**WHAT NEEDS TO BE DONE**
From the entries that follow, gather each line holding the word "Document".

**SOURCE RECORDS**

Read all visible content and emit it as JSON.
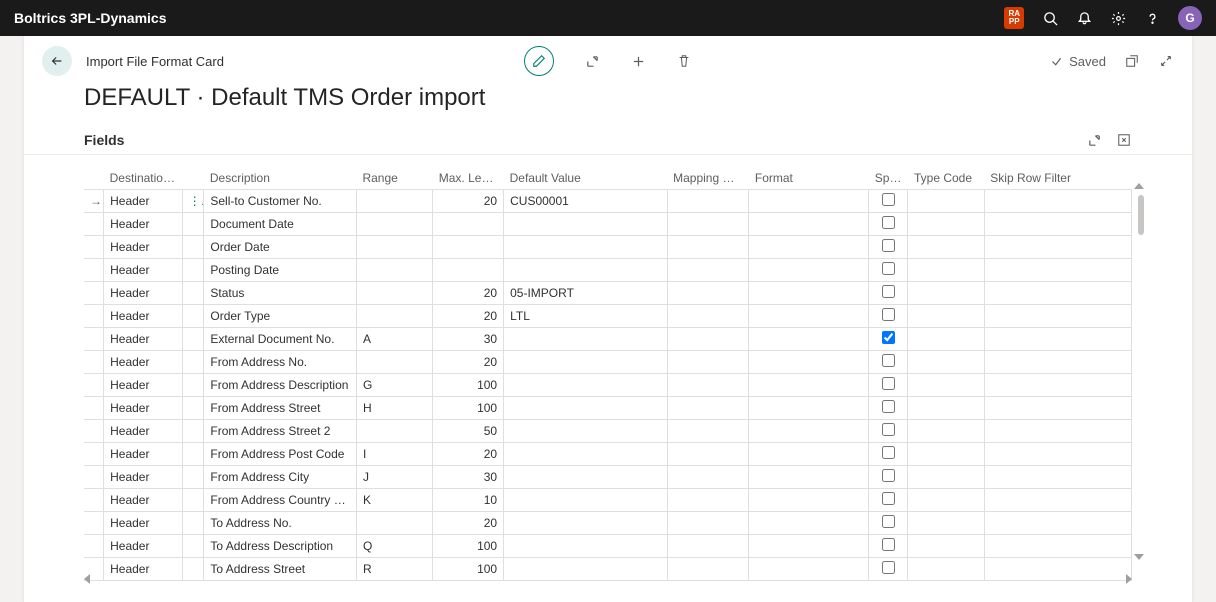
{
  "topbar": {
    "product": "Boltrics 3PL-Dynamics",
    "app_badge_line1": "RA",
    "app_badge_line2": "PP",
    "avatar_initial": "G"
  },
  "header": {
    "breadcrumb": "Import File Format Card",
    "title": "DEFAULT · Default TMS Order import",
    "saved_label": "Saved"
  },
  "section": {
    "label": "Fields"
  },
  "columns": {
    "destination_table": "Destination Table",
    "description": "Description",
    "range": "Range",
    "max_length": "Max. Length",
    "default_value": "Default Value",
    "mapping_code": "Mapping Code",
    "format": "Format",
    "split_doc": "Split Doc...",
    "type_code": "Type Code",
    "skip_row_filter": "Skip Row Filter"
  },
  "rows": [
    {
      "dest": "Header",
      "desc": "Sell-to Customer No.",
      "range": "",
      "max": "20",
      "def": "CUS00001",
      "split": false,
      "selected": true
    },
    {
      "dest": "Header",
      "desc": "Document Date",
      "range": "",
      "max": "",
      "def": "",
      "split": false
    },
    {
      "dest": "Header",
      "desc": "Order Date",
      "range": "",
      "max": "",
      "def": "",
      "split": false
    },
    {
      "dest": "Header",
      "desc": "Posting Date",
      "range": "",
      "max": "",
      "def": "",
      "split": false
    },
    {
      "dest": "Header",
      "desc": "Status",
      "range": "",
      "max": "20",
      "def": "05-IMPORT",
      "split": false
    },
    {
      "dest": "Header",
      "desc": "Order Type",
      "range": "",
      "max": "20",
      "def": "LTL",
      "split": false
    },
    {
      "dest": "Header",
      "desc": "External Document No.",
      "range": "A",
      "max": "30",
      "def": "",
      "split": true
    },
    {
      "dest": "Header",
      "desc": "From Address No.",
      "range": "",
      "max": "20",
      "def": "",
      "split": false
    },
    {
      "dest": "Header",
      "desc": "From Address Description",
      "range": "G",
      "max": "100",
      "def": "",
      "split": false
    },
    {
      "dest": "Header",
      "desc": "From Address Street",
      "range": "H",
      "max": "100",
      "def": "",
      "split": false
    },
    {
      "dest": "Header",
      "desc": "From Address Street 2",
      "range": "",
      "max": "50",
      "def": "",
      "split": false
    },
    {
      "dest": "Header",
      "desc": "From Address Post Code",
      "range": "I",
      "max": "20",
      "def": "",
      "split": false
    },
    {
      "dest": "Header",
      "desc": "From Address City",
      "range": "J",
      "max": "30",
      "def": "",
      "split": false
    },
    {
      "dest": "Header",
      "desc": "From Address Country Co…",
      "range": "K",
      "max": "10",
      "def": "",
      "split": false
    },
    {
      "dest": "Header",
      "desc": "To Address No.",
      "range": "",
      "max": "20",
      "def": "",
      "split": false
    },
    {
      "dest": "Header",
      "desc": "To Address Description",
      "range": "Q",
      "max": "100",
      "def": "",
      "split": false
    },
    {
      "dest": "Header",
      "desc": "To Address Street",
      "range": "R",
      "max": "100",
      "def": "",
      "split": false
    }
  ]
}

**OUTPUT FOR THIS EXERCISE**
      "desc": "Document Date",
      "desc": "External Document No.",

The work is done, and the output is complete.